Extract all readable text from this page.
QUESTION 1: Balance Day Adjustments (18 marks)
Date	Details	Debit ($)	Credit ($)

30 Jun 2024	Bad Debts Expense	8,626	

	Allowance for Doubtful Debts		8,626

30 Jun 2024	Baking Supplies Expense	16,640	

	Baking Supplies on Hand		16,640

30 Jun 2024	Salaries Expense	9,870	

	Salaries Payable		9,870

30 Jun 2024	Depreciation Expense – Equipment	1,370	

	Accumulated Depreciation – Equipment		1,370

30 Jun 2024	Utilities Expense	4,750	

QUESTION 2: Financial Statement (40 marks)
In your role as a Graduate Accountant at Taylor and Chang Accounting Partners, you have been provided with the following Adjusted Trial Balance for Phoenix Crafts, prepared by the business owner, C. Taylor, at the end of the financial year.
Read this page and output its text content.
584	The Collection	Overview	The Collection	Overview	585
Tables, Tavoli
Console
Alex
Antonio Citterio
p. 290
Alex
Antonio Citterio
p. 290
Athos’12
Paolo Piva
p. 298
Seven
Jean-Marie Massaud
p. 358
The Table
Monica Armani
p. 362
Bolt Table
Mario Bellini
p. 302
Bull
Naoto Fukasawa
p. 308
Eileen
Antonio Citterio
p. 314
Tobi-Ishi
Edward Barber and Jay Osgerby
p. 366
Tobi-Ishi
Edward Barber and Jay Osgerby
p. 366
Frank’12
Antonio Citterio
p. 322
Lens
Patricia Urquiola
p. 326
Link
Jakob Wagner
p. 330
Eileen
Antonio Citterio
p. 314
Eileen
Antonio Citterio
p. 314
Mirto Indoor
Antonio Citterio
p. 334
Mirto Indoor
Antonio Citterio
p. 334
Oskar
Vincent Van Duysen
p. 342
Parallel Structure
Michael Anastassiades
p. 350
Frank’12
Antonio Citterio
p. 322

== == ==

* What is required
Retype the entries exactly, including every line.

* Solved exercise
Extract all readable text from this page.
QUESTION 1: Balance Day Adjustments (18 marks)
Date	Details	Debit ($)	Credit ($)

30 Jun 2024	Bad Debts Expense	8,626	

	Allowance for Doubtful Debts		8,626

30 Jun 2024	Baking Supplies Expense	16,640	

	Baking Supplies on Hand		16,640

30 Jun 2024	Salaries Expense	9,870	

	Salaries Payable		9,870

30 Jun 2024	Depreciation Expense – Equipment	1,370	

	Accumulated Depreciation – Equipment		1,370

30 Jun 2024	Utilities Expense	4,750	

QUESTION 2: Financial Statement (40 marks)
In your role as a Graduate Accountant at Taylor and Chang Accounting Partners, you have been provided with the following Adjusted Trial Balance for Phoenix Crafts, prepared by the business owner, C. Taylor, at the end of the financial year.
Read this page and output its text content.
584	The Collection	Overview	The Collection	Overview	585
Tables, Tavoli
Console
Alex
Antonio Citterio
p. 290
Alex
Antonio Citterio
p. 290
Athos’12
Paolo Piva
p. 298
Seven
Jean-Marie Massaud
p. 358
The Table
Monica Armani
p. 362
Bolt Table
Mario Bellini
p. 302
Bull
Naoto Fukasawa
p. 308
Eileen
Antonio Citterio
p. 314
Tobi-Ishi
Edward Barber and Jay Osgerby
p. 366
Tobi-Ishi
Edward Barber and Jay Osgerby
p. 366
Frank’12
Antonio Citterio
p. 322
Lens
Patricia Urquiola
p. 326
Link
Jakob Wagner
p. 330
Eileen
Antonio Citterio
p. 314
Eileen
Antonio Citterio
p. 314
Mirto Indoor
Antonio Citterio
p. 334
Mirto Indoor
Antonio Citterio
p. 334
Oskar
Vincent Van Duysen
p. 342
Parallel Structure
Michael Anastassiades
p. 350
Frank’12
Antonio Citterio
p. 322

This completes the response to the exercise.